* start *

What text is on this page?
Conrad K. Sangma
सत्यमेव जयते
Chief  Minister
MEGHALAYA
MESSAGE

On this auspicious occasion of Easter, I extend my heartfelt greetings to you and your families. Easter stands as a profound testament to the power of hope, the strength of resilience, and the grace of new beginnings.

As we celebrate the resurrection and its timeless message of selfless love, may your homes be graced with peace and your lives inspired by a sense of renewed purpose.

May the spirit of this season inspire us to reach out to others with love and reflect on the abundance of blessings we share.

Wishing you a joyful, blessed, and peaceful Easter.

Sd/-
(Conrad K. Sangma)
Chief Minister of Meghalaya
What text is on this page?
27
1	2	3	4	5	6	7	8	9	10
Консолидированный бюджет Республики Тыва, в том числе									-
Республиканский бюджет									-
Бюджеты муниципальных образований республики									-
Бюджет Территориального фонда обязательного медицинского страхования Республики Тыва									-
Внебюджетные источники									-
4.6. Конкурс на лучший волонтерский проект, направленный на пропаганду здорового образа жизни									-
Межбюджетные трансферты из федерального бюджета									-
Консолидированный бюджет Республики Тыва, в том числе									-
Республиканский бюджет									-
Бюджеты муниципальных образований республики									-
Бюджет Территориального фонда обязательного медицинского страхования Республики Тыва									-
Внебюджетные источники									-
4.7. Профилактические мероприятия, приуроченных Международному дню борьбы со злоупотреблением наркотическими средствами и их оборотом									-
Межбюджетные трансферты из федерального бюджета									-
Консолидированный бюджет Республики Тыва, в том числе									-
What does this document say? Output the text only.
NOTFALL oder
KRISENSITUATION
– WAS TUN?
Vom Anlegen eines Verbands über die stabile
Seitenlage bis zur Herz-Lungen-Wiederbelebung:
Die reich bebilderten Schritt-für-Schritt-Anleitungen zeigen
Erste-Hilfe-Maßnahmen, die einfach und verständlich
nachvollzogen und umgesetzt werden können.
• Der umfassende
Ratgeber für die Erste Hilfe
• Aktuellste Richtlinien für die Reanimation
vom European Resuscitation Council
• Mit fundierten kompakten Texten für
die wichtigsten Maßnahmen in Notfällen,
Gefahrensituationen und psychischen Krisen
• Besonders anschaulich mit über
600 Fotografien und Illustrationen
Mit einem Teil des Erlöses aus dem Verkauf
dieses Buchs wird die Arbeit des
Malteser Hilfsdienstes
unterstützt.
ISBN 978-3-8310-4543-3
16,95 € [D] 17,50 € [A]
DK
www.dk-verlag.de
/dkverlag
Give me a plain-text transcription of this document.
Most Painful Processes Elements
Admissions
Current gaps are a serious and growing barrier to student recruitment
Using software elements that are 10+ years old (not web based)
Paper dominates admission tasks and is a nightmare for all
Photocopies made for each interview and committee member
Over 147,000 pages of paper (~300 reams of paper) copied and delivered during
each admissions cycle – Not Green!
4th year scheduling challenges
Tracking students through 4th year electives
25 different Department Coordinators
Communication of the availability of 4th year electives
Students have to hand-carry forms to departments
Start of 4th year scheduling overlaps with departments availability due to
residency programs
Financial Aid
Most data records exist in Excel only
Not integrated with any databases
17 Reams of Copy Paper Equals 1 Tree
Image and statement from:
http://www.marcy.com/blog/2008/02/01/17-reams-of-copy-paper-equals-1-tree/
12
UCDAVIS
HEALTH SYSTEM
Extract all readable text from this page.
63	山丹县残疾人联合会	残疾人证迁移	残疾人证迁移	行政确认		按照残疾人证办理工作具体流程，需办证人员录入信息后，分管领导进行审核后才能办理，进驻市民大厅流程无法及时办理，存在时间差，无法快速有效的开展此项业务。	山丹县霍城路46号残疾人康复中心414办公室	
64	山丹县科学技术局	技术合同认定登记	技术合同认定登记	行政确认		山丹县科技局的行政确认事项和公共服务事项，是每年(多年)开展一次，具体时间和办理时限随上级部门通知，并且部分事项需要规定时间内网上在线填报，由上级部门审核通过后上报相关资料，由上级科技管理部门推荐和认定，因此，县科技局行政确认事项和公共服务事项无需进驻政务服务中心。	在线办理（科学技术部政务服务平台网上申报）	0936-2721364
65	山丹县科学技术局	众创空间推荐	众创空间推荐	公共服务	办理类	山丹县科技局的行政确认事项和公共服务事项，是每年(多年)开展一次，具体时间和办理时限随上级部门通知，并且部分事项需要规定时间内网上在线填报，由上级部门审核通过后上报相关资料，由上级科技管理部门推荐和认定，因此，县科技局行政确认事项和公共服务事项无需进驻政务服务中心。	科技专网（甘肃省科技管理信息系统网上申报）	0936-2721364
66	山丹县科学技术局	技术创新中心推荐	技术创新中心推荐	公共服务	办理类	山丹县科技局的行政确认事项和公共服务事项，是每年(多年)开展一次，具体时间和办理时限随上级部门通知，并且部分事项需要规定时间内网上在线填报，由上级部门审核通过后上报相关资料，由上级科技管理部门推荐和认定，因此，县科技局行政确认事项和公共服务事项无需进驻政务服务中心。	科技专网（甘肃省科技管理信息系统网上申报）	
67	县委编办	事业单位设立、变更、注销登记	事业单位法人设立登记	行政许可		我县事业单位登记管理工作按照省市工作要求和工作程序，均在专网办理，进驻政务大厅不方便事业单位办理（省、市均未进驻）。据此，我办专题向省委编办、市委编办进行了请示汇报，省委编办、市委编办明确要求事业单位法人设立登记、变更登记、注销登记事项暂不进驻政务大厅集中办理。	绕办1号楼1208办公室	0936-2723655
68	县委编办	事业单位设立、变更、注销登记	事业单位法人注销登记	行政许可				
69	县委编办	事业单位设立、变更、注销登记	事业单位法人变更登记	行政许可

* end *

The problem: Write down all the entries again without a single difference.

Finished task:
What text is on this page?
Conrad K. Sangma
सत्यमेव जयते
Chief  Minister
MEGHALAYA
MESSAGE

On this auspicious occasion of Easter, I extend my heartfelt greetings to you and your families. Easter stands as a profound testament to the power of hope, the strength of resilience, and the grace of new beginnings.

As we celebrate the resurrection and its timeless message of selfless love, may your homes be graced with peace and your lives inspired by a sense of renewed purpose.

May the spirit of this season inspire us to reach out to others with love and reflect on the abundance of blessings we share.

Wishing you a joyful, blessed, and peaceful Easter.

Sd/-
(Conrad K. Sangma)
Chief Minister of Meghalaya
What text is on this page?
27
1	2	3	4	5	6	7	8	9	10
Консолидированный бюджет Республики Тыва, в том числе									-
Республиканский бюджет									-
Бюджеты муниципальных образований республики									-
Бюджет Территориального фонда обязательного медицинского страхования Республики Тыва									-
Внебюджетные источники									-
4.6. Конкурс на лучший волонтерский проект, направленный на пропаганду здорового образа жизни									-
Межбюджетные трансферты из федерального бюджета									-
Консолидированный бюджет Республики Тыва, в том числе									-
Республиканский бюджет									-
Бюджеты муниципальных образований республики									-
Бюджет Территориального фонда обязательного медицинского страхования Республики Тыва									-
Внебюджетные источники									-
4.7. Профилактические мероприятия, приуроченных Международному дню борьбы со злоупотреблением наркотическими средствами и их оборотом									-
Межбюджетные трансферты из федерального бюджета									-
Консолидированный бюджет Республики Тыва, в том числе									-
What does this document say? Output the text only.
NOTFALL oder
KRISENSITUATION
– WAS TUN?
Vom Anlegen eines Verbands über die stabile
Seitenlage bis zur Herz-Lungen-Wiederbelebung:
Die reich bebilderten Schritt-für-Schritt-Anleitungen zeigen
Erste-Hilfe-Maßnahmen, die einfach und verständlich
nachvollzogen und umgesetzt werden können.
• Der umfassende
Ratgeber für die Erste Hilfe
• Aktuellste Richtlinien für die Reanimation
vom European Resuscitation Council
• Mit fundierten kompakten Texten für
die wichtigsten Maßnahmen in Notfällen,
Gefahrensituationen und psychischen Krisen
• Besonders anschaulich mit über
600 Fotografien und Illustrationen
Mit einem Teil des Erlöses aus dem Verkauf
dieses Buchs wird die Arbeit des
Malteser Hilfsdienstes
unterstützt.
ISBN 978-3-8310-4543-3
16,95 € [D] 17,50 € [A]
DK
www.dk-verlag.de
/dkverlag
Give me a plain-text transcription of this document.
Most Painful Processes Elements
Admissions
Current gaps are a serious and growing barrier to student recruitment
Using software elements that are 10+ years old (not web based)
Paper dominates admission tasks and is a nightmare for all
Photocopies made for each interview and committee member
Over 147,000 pages of paper (~300 reams of paper) copied and delivered during
each admissions cycle – Not Green!
4th year scheduling challenges
Tracking students through 4th year electives
25 different Department Coordinators
Communication of the availability of 4th year electives
Students have to hand-carry forms to departments
Start of 4th year scheduling overlaps with departments availability due to
residency programs
Financial Aid
Most data records exist in Excel only
Not integrated with any databases
17 Reams of Copy Paper Equals 1 Tree
Image and statement from:
http://www.marcy.com/blog/2008/02/01/17-reams-of-copy-paper-equals-1-tree/
12
UCDAVIS
HEALTH SYSTEM
Extract all readable text from this page.
63	山丹县残疾人联合会	残疾人证迁移	残疾人证迁移	行政确认		按照残疾人证办理工作具体流程，需办证人员录入信息后，分管领导进行审核后才能办理，进驻市民大厅流程无法及时办理，存在时间差，无法快速有效的开展此项业务。	山丹县霍城路46号残疾人康复中心414办公室	
64	山丹县科学技术局	技术合同认定登记	技术合同认定登记	行政确认		山丹县科技局的行政确认事项和公共服务事项，是每年(多年)开展一次，具体时间和办理时限随上级部门通知，并且部分事项需要规定时间内网上在线填报，由上级部门审核通过后上报相关资料，由上级科技管理部门推荐和认定，因此，县科技局行政确认事项和公共服务事项无需进驻政务服务中心。	在线办理（科学技术部政务服务平台网上申报）	0936-2721364
65	山丹县科学技术局	众创空间推荐	众创空间推荐	公共服务	办理类	山丹县科技局的行政确认事项和公共服务事项，是每年(多年)开展一次，具体时间和办理时限随上级部门通知，并且部分事项需要规定时间内网上在线填报，由上级部门审核通过后上报相关资料，由上级科技管理部门推荐和认定，因此，县科技局行政确认事项和公共服务事项无需进驻政务服务中心。	科技专网（甘肃省科技管理信息系统网上申报）	0936-2721364
66	山丹县科学技术局	技术创新中心推荐	技术创新中心推荐	公共服务	办理类	山丹县科技局的行政确认事项和公共服务事项，是每年(多年)开展一次，具体时间和办理时限随上级部门通知，并且部分事项需要规定时间内网上在线填报，由上级部门审核通过后上报相关资料，由上级科技管理部门推荐和认定，因此，县科技局行政确认事项和公共服务事项无需进驻政务服务中心。	科技专网（甘肃省科技管理信息系统网上申报）	
67	县委编办	事业单位设立、变更、注销登记	事业单位法人设立登记	行政许可		我县事业单位登记管理工作按照省市工作要求和工作程序，均在专网办理，进驻政务大厅不方便事业单位办理（省、市均未进驻）。据此，我办专题向省委编办、市委编办进行了请示汇报，省委编办、市委编办明确要求事业单位法人设立登记、变更登记、注销登记事项暂不进驻政务大厅集中办理。	绕办1号楼1208办公室	0936-2723655
68	县委编办	事业单位设立、变更、注销登记	事业单位法人注销登记	行政许可				
69	县委编办	事业单位设立、变更、注销登记	事业单位法人变更登记	行政许可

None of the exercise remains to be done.